INFORMATION SUPPLIED:
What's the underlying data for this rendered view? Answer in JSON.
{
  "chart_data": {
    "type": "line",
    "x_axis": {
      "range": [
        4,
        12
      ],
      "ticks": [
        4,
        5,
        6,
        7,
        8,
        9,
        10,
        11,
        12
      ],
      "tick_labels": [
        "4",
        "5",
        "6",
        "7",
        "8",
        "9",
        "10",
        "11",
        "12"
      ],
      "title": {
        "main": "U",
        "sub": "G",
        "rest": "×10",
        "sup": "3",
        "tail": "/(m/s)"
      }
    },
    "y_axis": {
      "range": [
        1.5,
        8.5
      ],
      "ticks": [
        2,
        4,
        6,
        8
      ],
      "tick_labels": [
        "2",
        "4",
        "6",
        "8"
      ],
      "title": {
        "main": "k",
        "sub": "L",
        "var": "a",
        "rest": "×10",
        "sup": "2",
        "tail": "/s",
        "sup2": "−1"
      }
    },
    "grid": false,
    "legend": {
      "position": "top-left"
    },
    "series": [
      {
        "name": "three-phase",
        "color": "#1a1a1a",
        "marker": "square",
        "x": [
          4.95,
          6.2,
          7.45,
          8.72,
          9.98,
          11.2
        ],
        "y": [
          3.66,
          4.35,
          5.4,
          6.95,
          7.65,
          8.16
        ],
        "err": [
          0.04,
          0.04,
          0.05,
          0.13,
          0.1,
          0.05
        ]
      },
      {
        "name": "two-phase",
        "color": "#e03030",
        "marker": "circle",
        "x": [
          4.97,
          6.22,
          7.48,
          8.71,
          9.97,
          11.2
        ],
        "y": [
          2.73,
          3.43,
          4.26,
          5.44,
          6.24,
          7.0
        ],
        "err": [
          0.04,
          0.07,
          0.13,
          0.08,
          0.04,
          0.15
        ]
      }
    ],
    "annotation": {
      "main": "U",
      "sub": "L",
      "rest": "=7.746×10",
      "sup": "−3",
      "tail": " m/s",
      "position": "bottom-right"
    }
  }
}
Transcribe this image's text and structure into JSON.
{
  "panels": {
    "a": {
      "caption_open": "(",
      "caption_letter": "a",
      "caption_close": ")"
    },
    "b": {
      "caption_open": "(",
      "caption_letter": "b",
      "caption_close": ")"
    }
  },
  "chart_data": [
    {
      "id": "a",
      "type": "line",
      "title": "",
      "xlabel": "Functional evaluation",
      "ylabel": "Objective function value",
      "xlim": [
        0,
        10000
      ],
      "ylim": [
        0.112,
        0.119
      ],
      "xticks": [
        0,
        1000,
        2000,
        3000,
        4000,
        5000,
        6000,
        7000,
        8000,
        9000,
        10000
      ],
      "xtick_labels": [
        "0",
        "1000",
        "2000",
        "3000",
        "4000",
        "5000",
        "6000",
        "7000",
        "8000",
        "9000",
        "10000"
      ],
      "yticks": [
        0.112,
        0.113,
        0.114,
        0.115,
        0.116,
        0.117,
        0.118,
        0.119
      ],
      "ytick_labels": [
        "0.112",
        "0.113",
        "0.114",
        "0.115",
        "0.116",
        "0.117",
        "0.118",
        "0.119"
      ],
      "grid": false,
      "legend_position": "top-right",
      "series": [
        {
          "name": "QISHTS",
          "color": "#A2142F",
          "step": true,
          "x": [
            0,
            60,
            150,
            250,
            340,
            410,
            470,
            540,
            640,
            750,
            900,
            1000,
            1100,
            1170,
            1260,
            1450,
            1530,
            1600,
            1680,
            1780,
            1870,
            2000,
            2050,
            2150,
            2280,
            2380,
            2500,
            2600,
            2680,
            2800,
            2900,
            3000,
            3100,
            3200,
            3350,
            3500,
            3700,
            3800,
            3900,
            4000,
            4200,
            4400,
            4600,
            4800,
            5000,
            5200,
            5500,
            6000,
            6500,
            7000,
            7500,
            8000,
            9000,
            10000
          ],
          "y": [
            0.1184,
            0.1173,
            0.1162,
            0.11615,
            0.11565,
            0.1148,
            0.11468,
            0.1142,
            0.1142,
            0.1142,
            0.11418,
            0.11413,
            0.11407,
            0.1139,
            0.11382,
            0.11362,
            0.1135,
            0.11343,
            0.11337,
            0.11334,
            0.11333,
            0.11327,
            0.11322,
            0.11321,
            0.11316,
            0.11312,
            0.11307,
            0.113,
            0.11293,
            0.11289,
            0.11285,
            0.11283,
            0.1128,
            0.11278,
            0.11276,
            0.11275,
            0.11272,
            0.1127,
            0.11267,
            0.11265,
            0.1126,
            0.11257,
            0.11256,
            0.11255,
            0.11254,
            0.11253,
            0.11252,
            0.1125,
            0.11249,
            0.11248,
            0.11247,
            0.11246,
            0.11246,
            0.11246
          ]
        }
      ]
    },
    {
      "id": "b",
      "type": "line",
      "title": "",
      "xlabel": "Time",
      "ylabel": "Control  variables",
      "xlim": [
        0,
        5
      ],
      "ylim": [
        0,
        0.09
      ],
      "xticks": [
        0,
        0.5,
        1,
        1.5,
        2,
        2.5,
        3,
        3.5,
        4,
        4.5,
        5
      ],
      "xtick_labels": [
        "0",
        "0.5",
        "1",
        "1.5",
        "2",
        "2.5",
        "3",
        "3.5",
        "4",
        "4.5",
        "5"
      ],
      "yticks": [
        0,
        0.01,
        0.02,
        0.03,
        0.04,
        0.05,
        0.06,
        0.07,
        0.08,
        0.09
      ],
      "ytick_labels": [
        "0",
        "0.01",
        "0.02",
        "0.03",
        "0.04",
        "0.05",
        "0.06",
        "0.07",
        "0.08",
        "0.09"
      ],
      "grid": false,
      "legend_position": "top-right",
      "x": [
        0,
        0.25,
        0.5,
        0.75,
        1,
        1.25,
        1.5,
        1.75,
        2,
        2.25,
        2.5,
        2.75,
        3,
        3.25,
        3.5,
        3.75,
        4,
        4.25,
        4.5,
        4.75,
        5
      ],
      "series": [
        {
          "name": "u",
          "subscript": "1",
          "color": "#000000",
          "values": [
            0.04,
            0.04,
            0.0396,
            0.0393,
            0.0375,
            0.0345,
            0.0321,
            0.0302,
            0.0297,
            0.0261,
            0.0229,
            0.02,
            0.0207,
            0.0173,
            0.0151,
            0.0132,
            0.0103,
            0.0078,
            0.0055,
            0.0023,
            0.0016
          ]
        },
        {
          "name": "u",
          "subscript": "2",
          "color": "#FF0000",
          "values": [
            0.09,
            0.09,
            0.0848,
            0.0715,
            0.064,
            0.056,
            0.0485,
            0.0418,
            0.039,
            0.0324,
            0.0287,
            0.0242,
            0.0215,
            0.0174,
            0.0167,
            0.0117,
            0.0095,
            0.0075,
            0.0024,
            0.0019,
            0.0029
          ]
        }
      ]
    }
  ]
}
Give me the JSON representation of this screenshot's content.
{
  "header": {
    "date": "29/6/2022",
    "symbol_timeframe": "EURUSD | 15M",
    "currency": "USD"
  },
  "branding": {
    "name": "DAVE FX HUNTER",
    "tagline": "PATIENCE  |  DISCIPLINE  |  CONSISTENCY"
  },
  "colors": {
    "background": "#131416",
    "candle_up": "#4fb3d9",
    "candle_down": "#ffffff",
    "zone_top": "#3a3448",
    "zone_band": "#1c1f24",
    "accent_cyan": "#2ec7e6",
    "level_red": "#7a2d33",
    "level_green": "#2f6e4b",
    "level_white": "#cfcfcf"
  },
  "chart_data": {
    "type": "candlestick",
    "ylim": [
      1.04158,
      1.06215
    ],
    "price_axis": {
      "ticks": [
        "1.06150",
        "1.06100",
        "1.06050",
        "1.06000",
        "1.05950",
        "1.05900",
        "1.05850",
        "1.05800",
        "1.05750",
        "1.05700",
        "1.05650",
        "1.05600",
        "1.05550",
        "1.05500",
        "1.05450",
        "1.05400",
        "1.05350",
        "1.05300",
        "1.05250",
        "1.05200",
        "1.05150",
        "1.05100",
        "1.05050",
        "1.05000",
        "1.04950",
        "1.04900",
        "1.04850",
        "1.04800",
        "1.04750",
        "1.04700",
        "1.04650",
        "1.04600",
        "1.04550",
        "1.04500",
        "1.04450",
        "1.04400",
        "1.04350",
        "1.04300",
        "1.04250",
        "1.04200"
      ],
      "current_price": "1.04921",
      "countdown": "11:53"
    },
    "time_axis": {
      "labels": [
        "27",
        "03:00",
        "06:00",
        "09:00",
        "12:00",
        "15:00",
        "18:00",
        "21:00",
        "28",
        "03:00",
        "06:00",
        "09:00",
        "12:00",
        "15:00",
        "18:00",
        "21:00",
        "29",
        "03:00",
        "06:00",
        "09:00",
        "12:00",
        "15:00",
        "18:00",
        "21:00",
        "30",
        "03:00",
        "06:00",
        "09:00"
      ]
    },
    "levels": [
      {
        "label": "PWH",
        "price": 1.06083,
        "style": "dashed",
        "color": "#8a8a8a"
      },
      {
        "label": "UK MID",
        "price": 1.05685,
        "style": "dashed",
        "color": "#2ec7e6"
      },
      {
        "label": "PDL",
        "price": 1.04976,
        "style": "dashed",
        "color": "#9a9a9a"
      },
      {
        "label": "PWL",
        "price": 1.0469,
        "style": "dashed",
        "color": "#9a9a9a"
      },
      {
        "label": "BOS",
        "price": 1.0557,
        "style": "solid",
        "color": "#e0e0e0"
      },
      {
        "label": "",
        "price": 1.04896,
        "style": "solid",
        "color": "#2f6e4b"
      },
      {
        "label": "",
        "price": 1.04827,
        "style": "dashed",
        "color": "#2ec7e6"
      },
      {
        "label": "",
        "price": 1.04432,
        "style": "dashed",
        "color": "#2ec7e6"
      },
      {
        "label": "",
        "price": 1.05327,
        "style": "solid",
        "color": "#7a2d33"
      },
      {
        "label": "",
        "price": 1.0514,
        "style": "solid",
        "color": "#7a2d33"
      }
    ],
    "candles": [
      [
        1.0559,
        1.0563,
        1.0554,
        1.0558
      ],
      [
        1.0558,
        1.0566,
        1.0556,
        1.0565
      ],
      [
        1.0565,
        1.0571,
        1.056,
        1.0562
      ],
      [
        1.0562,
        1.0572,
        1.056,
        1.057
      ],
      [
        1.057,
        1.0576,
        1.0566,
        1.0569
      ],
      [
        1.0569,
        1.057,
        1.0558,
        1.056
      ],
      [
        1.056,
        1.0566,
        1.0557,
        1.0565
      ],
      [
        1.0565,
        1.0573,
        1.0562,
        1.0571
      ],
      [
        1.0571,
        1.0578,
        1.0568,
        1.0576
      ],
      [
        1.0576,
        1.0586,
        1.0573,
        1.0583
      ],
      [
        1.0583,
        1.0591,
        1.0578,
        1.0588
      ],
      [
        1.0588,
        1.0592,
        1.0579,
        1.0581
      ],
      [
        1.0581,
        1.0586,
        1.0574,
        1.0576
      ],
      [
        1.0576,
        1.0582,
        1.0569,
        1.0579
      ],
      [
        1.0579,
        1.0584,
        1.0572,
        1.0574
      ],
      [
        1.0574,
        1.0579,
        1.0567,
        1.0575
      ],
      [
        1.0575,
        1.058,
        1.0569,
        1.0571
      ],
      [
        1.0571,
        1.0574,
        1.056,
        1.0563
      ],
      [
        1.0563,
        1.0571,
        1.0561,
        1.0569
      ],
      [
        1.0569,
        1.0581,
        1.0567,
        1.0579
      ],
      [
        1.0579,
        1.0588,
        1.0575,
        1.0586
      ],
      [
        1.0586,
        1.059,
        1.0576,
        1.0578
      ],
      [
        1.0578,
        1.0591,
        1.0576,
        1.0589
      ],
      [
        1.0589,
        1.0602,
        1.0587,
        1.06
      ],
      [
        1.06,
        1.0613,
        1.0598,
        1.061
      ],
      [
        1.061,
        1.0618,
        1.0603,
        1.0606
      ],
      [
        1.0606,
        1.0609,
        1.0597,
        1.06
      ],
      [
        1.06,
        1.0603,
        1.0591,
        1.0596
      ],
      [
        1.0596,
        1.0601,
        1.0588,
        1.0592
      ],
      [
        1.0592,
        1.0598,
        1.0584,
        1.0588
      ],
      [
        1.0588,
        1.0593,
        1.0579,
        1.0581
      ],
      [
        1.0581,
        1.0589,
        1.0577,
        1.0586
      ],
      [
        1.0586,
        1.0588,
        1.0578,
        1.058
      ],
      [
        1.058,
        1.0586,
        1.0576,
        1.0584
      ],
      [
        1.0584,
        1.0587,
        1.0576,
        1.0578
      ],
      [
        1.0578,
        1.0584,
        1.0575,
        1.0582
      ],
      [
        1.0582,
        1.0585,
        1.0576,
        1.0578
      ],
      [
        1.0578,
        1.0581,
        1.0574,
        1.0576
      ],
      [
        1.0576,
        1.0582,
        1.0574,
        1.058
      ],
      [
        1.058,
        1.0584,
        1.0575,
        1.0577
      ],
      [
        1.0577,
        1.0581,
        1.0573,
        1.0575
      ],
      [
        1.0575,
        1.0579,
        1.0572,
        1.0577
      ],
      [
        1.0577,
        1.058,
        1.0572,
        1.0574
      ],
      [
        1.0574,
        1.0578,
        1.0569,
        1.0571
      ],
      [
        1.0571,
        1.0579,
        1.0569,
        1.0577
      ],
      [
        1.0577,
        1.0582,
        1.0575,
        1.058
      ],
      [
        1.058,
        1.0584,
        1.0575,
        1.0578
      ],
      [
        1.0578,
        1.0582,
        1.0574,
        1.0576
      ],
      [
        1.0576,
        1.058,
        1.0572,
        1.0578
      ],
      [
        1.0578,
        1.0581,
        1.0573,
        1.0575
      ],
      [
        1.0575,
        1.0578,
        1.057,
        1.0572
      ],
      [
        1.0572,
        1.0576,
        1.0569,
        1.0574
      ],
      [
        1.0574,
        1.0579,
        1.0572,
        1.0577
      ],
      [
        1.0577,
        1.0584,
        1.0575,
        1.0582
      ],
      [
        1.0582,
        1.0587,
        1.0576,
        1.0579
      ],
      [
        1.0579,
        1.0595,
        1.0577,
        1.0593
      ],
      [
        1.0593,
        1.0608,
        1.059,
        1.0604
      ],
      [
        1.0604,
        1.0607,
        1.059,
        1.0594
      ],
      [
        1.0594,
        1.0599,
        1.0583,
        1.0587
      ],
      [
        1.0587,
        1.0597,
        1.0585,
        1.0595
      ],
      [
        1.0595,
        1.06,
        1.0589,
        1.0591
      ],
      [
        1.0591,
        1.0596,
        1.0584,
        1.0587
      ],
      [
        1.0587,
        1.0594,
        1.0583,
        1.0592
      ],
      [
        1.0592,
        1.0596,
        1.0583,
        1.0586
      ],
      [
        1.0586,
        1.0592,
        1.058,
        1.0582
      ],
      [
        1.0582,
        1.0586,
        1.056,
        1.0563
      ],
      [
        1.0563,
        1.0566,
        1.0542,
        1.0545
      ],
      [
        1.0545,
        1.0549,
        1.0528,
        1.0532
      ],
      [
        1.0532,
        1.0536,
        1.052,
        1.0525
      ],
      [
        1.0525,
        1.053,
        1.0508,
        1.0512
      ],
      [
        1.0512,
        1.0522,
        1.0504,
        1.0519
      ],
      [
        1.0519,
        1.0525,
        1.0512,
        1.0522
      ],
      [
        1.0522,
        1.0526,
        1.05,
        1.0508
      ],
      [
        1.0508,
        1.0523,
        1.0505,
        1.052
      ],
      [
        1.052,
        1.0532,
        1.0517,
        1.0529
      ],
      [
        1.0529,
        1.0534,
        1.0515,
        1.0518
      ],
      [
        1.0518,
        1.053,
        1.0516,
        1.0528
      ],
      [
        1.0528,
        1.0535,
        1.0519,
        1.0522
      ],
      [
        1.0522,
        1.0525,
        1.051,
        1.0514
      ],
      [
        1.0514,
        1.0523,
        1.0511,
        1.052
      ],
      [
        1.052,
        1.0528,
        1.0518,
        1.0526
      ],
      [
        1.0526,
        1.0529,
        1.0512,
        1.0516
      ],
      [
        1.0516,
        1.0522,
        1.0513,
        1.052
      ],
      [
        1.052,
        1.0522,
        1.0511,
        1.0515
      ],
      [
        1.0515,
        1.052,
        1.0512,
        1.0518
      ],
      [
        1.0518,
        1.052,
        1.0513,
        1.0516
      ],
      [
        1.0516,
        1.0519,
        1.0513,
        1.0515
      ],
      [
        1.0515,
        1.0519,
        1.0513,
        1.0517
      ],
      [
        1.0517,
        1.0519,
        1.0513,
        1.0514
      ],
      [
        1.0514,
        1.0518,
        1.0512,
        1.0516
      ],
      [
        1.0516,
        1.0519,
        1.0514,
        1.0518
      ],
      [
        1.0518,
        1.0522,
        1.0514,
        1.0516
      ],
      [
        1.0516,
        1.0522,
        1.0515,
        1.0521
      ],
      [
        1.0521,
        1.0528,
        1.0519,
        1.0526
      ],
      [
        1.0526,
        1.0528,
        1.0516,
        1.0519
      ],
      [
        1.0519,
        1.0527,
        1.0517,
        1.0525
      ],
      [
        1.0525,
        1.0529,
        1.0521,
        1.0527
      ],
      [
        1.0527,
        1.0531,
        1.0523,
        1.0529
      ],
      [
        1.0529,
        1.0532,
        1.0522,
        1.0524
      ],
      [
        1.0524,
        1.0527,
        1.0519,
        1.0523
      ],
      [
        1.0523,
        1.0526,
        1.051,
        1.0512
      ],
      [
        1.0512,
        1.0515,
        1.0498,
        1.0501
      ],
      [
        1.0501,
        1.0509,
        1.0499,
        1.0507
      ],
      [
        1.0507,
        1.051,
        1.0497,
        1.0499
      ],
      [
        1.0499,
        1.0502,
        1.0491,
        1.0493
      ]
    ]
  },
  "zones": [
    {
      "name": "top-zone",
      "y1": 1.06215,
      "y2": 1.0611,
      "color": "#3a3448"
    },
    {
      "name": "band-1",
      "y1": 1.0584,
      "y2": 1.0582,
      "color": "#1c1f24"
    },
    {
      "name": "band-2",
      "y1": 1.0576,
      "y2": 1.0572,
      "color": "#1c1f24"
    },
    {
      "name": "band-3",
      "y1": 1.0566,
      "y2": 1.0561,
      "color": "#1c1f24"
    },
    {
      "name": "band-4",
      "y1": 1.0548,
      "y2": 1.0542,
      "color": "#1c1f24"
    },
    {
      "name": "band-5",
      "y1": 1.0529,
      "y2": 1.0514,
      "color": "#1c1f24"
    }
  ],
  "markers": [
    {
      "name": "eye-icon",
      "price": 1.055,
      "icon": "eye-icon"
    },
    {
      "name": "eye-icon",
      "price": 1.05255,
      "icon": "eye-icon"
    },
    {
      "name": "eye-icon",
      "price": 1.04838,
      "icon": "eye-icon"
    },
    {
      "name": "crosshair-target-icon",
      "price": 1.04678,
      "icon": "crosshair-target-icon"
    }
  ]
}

TASK TO COMPLETE: From the records above, pick out and copy each line holding the word "JSON".

SOLUTION TO THIS TASK:
What's the underlying data for this rendered view? Answer in JSON.
Transcribe this image's text and structure into JSON.
Give me the JSON representation of this screenshot's content.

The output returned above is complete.